>> START DATA SUPPLIED
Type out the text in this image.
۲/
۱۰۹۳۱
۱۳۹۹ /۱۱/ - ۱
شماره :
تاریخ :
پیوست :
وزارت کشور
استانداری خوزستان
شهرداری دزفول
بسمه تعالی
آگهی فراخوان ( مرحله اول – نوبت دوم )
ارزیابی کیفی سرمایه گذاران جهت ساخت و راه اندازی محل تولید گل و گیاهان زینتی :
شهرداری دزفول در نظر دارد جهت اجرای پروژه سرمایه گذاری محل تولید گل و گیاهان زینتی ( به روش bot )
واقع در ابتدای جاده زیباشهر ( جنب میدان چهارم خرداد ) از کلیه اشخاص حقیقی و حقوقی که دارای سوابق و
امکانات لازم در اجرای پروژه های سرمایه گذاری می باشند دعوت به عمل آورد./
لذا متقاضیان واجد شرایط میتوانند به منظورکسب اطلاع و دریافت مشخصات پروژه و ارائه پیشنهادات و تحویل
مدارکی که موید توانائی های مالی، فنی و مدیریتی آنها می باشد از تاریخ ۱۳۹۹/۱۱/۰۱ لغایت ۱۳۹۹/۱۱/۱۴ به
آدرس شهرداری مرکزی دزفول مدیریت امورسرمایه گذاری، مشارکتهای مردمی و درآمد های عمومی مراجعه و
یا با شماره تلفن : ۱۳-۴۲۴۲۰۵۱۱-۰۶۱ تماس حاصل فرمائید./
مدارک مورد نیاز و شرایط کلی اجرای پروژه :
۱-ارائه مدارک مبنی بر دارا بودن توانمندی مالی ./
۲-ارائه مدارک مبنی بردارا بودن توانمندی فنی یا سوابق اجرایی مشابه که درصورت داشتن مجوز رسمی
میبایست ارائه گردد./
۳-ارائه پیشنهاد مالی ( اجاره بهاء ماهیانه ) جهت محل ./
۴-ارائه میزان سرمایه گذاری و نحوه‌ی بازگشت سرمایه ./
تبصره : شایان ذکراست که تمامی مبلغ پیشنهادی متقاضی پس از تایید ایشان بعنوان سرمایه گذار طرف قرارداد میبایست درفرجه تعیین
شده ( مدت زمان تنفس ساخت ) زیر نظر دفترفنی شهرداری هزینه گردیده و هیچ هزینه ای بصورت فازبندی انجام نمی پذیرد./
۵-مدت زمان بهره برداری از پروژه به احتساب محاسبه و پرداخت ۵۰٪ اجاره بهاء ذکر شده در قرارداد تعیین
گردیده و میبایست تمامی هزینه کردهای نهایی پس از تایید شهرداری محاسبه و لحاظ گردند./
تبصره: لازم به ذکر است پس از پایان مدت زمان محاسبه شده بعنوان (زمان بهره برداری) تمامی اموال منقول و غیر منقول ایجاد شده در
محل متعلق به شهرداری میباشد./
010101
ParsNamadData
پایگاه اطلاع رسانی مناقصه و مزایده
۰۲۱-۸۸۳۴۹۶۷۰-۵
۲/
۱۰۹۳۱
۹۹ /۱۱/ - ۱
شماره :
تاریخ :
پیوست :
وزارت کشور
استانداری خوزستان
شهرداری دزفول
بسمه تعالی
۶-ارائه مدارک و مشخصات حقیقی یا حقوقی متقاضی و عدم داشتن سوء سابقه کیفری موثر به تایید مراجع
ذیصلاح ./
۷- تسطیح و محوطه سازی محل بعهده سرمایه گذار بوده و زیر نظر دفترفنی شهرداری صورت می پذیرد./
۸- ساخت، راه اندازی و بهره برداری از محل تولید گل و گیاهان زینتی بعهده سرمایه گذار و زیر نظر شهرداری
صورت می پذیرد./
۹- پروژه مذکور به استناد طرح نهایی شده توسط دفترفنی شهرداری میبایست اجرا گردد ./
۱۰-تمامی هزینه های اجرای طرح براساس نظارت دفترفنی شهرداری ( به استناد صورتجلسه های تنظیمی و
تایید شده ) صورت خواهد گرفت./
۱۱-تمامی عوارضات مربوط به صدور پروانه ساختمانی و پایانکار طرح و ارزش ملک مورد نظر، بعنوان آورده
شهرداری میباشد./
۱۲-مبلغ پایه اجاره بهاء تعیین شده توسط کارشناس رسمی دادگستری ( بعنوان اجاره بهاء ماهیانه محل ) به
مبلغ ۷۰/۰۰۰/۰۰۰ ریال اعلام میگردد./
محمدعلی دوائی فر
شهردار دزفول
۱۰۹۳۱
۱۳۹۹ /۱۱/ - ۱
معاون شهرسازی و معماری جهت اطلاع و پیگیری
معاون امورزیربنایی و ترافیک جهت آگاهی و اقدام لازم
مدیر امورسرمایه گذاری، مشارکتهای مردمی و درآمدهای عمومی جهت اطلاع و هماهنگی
>> END DATA SUPPLIED
* **WHAT YOU WILL DO**
Each line containing the word "پروژه" counts once; say how many such lines there are, giving only the number.

* **TASK OUTPUT**
6